- Task description: Repeat each line of the material exactly.
------
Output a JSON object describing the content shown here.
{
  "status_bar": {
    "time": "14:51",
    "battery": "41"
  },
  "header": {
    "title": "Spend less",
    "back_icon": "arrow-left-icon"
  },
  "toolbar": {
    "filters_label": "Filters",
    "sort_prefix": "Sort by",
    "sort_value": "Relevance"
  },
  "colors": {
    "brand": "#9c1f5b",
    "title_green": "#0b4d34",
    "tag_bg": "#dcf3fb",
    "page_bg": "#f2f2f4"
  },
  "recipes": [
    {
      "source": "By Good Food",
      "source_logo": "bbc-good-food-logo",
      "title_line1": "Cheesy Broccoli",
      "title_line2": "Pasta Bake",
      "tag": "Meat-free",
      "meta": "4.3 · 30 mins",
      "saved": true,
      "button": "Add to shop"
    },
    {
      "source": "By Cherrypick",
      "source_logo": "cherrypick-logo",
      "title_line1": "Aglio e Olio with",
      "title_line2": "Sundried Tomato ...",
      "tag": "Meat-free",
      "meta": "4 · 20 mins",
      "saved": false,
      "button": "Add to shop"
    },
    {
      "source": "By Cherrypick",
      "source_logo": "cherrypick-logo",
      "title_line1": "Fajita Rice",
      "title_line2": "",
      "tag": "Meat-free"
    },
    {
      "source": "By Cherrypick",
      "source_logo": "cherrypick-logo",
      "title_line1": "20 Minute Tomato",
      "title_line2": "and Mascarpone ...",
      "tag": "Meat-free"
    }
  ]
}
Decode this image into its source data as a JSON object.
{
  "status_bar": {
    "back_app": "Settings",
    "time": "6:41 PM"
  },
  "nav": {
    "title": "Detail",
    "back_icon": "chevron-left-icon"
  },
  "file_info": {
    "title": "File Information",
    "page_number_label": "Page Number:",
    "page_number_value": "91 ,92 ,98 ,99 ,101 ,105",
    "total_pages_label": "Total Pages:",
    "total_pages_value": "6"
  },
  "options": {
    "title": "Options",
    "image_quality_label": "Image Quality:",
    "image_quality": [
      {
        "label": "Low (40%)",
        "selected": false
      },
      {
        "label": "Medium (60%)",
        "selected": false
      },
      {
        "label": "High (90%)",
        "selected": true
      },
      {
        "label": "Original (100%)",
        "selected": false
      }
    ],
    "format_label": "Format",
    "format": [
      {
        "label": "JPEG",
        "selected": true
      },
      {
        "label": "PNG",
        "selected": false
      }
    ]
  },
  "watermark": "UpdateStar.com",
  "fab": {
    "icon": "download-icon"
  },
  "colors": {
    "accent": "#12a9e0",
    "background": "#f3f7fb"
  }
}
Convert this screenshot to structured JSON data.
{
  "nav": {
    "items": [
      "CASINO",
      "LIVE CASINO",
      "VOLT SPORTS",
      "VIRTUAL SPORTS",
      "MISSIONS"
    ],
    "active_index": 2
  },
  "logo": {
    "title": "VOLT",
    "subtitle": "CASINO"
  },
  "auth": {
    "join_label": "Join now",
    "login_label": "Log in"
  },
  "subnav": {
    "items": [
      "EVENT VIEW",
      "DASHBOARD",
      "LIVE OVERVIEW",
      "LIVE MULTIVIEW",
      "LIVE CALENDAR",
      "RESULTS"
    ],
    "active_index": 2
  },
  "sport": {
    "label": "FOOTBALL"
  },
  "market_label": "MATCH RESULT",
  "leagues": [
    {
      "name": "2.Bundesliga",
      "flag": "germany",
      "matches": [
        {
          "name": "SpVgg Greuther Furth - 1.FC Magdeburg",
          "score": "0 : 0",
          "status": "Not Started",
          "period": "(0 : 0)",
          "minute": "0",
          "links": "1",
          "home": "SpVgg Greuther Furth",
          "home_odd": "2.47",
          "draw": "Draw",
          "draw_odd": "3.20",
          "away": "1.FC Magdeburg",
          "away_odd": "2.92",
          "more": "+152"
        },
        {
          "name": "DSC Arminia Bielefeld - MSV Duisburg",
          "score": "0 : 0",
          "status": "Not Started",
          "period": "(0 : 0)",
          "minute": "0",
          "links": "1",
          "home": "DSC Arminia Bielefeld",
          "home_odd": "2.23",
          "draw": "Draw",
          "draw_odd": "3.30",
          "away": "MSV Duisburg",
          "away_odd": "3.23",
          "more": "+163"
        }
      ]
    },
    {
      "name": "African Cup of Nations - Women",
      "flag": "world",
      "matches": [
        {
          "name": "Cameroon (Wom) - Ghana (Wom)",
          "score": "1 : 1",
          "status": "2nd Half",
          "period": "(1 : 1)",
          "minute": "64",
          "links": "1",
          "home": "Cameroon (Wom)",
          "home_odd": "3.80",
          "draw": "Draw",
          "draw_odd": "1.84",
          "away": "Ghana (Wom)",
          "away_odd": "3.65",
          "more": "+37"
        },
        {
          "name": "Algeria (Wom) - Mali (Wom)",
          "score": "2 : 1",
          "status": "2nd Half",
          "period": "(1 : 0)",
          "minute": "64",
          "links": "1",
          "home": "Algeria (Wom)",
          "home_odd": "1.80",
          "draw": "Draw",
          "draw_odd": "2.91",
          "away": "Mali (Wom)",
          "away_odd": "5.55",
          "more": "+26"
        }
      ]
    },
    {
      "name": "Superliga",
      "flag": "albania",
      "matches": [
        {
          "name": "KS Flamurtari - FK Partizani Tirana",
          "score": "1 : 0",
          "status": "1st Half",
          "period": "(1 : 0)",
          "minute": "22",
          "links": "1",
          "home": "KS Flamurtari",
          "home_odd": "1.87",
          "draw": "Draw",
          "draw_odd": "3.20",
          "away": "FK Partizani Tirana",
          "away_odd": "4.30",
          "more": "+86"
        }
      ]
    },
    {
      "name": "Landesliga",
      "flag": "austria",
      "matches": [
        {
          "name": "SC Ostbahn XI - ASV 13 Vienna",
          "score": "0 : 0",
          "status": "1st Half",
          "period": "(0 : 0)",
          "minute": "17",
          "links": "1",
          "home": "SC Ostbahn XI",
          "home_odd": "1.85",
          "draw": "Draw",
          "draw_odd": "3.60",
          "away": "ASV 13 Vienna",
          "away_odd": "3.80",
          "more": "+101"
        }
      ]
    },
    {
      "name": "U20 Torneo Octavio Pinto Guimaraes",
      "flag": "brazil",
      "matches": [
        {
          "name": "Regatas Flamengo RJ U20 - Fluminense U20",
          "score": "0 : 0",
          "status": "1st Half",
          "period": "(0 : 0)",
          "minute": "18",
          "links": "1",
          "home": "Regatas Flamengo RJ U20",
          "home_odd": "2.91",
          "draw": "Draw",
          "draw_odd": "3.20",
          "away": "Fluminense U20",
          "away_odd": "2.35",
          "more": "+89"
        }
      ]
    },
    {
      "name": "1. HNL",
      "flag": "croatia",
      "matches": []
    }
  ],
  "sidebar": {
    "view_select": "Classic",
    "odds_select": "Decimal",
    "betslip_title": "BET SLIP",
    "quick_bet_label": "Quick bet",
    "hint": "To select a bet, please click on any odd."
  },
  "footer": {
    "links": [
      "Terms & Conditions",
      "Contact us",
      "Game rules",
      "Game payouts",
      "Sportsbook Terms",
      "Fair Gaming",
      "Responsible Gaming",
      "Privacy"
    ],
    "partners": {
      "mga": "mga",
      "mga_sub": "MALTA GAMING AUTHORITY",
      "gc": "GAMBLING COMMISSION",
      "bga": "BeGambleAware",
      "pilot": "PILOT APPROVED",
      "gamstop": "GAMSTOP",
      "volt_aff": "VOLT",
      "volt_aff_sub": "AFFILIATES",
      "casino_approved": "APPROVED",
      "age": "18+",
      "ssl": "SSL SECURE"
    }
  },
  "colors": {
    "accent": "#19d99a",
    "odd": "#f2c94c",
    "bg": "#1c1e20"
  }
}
------
- Written answer:
Output a JSON object describing the content shown here.
{
  "status_bar": {
    "time": "14:51",
    "battery": "41"
  },
  "header": {
    "title": "Spend less",
    "back_icon": "arrow-left-icon"
  },
  "toolbar": {
    "filters_label": "Filters",
    "sort_prefix": "Sort by",
    "sort_value": "Relevance"
  },
  "colors": {
    "brand": "#9c1f5b",
    "title_green": "#0b4d34",
    "tag_bg": "#dcf3fb",
    "page_bg": "#f2f2f4"
  },
  "recipes": [
    {
      "source": "By Good Food",
      "source_logo": "bbc-good-food-logo",
      "title_line1": "Cheesy Broccoli",
      "title_line2": "Pasta Bake",
      "tag": "Meat-free",
      "meta": "4.3 · 30 mins",
      "saved": true,
      "button": "Add to shop"
    },
    {
      "source": "By Cherrypick",
      "source_logo": "cherrypick-logo",
      "title_line1": "Aglio e Olio with",
      "title_line2": "Sundried Tomato ...",
      "tag": "Meat-free",
      "meta": "4 · 20 mins",
      "saved": false,
      "button": "Add to shop"
    },
    {
      "source": "By Cherrypick",
      "source_logo": "cherrypick-logo",
      "title_line1": "Fajita Rice",
      "title_line2": "",
      "tag": "Meat-free"
    },
    {
      "source": "By Cherrypick",
      "source_logo": "cherrypick-logo",
      "title_line1": "20 Minute Tomato",
      "title_line2": "and Mascarpone ...",
      "tag": "Meat-free"
    }
  ]
}
Decode this image into its source data as a JSON object.
{
  "status_bar": {
    "back_app": "Settings",
    "time": "6:41 PM"
  },
  "nav": {
    "title": "Detail",
    "back_icon": "chevron-left-icon"
  },
  "file_info": {
    "title": "File Information",
    "page_number_label": "Page Number:",
    "page_number_value": "91 ,92 ,98 ,99 ,101 ,105",
    "total_pages_label": "Total Pages:",
    "total_pages_value": "6"
  },
  "options": {
    "title": "Options",
    "image_quality_label": "Image Quality:",
    "image_quality": [
      {
        "label": "Low (40%)",
        "selected": false
      },
      {
        "label": "Medium (60%)",
        "selected": false
      },
      {
        "label": "High (90%)",
        "selected": true
      },
      {
        "label": "Original (100%)",
        "selected": false
      }
    ],
    "format_label": "Format",
    "format": [
      {
        "label": "JPEG",
        "selected": true
      },
      {
        "label": "PNG",
        "selected": false
      }
    ]
  },
  "watermark": "UpdateStar.com",
  "fab": {
    "icon": "download-icon"
  },
  "colors": {
    "accent": "#12a9e0",
    "background": "#f3f7fb"
  }
}
Convert this screenshot to structured JSON data.
{
  "nav": {
    "items": [
      "CASINO",
      "LIVE CASINO",
      "VOLT SPORTS",
      "VIRTUAL SPORTS",
      "MISSIONS"
    ],
    "active_index": 2
  },
  "logo": {
    "title": "VOLT",
    "subtitle": "CASINO"
  },
  "auth": {
    "join_label": "Join now",
    "login_label": "Log in"
  },
  "subnav": {
    "items": [
      "EVENT VIEW",
      "DASHBOARD",
      "LIVE OVERVIEW",
      "LIVE MULTIVIEW",
      "LIVE CALENDAR",
      "RESULTS"
    ],
    "active_index": 2
  },
  "sport": {
    "label": "FOOTBALL"
  },
  "market_label": "MATCH RESULT",
  "leagues": [
    {
      "name": "2.Bundesliga",
      "flag": "germany",
      "matches": [
        {
          "name": "SpVgg Greuther Furth - 1.FC Magdeburg",
          "score": "0 : 0",
          "status": "Not Started",
          "period": "(0 : 0)",
          "minute": "0",
          "links": "1",
          "home": "SpVgg Greuther Furth",
          "home_odd": "2.47",
          "draw": "Draw",
          "draw_odd": "3.20",
          "away": "1.FC Magdeburg",
          "away_odd": "2.92",
          "more": "+152"
        },
        {
          "name": "DSC Arminia Bielefeld - MSV Duisburg",
          "score": "0 : 0",
          "status": "Not Started",
          "period": "(0 : 0)",
          "minute": "0",
          "links": "1",
          "home": "DSC Arminia Bielefeld",
          "home_odd": "2.23",
          "draw": "Draw",
          "draw_odd": "3.30",
          "away": "MSV Duisburg",
          "away_odd": "3.23",
          "more": "+163"
        }
      ]
    },
    {
      "name": "African Cup of Nations - Women",
      "flag": "world",
      "matches": [
        {
          "name": "Cameroon (Wom) - Ghana (Wom)",
          "score": "1 : 1",
          "status": "2nd Half",
          "period": "(1 : 1)",
          "minute": "64",
          "links": "1",
          "home": "Cameroon (Wom)",
          "home_odd": "3.80",
          "draw": "Draw",
          "draw_odd": "1.84",
          "away": "Ghana (Wom)",
          "away_odd": "3.65",
          "more": "+37"
        },
        {
          "name": "Algeria (Wom) - Mali (Wom)",
          "score": "2 : 1",
          "status": "2nd Half",
          "period": "(1 : 0)",
          "minute": "64",
          "links": "1",
          "home": "Algeria (Wom)",
          "home_odd": "1.80",
          "draw": "Draw",
          "draw_odd": "2.91",
          "away": "Mali (Wom)",
          "away_odd": "5.55",
          "more": "+26"
        }
      ]
    },
    {
      "name": "Superliga",
      "flag": "albania",
      "matches": [
        {
          "name": "KS Flamurtari - FK Partizani Tirana",
          "score": "1 : 0",
          "status": "1st Half",
          "period": "(1 : 0)",
          "minute": "22",
          "links": "1",
          "home": "KS Flamurtari",
          "home_odd": "1.87",
          "draw": "Draw",
          "draw_odd": "3.20",
          "away": "FK Partizani Tirana",
          "away_odd": "4.30",
          "more": "+86"
        }
      ]
    },
    {
      "name": "Landesliga",
      "flag": "austria",
      "matches": [
        {
          "name": "SC Ostbahn XI - ASV 13 Vienna",
          "score": "0 : 0",
          "status": "1st Half",
          "period": "(0 : 0)",
          "minute": "17",
          "links": "1",
          "home": "SC Ostbahn XI",
          "home_odd": "1.85",
          "draw": "Draw",
          "draw_odd": "3.60",
          "away": "ASV 13 Vienna",
          "away_odd": "3.80",
          "more": "+101"
        }
      ]
    },
    {
      "name": "U20 Torneo Octavio Pinto Guimaraes",
      "flag": "brazil",
      "matches": [
        {
          "name": "Regatas Flamengo RJ U20 - Fluminense U20",
          "score": "0 : 0",
          "status": "1st Half",
          "period": "(0 : 0)",
          "minute": "18",
          "links": "1",
          "home": "Regatas Flamengo RJ U20",
          "home_odd": "2.91",
          "draw": "Draw",
          "draw_odd": "3.20",
          "away": "Fluminense U20",
          "away_odd": "2.35",
          "more": "+89"
        }
      ]
    },
    {
      "name": "1. HNL",
      "flag": "croatia",
      "matches": []
    }
  ],
  "sidebar": {
    "view_select": "Classic",
    "odds_select": "Decimal",
    "betslip_title": "BET SLIP",
    "quick_bet_label": "Quick bet",
    "hint": "To select a bet, please click on any odd."
  },
  "footer": {
    "links": [
      "Terms & Conditions",
      "Contact us",
      "Game rules",
      "Game payouts",
      "Sportsbook Terms",
      "Fair Gaming",
      "Responsible Gaming",
      "Privacy"
    ],
    "partners": {
      "mga": "mga",
      "mga_sub": "MALTA GAMING AUTHORITY",
      "gc": "GAMBLING COMMISSION",
      "bga": "BeGambleAware",
      "pilot": "PILOT APPROVED",
      "gamstop": "GAMSTOP",
      "volt_aff": "VOLT",
      "volt_aff_sub": "AFFILIATES",
      "casino_approved": "APPROVED",
      "age": "18+",
      "ssl": "SSL SECURE"
    }
  },
  "colors": {
    "accent": "#19d99a",
    "odd": "#f2c94c",
    "bg": "#1c1e20"
  }
}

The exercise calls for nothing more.